● **Stated goal**
Where a line holds the string "Storage", return that line.
-- BEGIN --
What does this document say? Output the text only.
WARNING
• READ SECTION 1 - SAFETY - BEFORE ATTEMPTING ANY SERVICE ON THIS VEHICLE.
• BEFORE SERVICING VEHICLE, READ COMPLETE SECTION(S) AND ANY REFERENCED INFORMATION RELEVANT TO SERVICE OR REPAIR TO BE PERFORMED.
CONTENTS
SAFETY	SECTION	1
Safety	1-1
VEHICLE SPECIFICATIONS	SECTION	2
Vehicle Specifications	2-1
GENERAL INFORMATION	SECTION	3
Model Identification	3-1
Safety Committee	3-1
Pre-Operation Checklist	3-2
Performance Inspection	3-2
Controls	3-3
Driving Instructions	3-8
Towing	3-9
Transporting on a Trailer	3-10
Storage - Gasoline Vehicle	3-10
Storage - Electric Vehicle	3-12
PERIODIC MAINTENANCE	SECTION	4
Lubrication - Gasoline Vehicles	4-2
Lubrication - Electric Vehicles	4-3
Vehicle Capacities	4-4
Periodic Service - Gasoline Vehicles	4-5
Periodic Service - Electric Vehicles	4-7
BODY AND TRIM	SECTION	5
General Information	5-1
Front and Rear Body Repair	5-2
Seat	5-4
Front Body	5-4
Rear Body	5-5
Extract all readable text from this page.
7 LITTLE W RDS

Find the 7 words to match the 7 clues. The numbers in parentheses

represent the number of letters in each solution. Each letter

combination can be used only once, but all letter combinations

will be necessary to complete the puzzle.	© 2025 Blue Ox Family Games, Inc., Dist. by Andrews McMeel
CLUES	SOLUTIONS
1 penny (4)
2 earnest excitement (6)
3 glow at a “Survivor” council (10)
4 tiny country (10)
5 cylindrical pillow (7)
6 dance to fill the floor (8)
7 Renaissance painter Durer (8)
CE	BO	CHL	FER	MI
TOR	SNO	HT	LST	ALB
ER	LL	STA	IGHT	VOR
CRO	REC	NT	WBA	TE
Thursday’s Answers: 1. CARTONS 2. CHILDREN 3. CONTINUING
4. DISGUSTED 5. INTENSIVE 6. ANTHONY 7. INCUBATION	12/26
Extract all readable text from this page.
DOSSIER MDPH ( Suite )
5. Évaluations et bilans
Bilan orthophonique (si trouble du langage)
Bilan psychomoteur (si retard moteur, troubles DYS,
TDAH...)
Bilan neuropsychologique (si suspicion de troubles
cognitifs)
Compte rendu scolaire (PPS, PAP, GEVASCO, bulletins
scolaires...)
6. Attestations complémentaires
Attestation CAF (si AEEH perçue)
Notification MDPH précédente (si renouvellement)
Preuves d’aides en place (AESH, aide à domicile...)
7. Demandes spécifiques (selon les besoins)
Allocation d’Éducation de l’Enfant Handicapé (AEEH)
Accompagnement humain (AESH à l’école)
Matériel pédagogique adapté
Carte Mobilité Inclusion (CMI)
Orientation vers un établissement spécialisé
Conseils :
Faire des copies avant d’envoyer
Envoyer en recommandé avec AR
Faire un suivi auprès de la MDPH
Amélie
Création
-- END --
● **Correct result**
Storage - Gasoline Vehicle	3-10
Storage - Electric Vehicle	3-12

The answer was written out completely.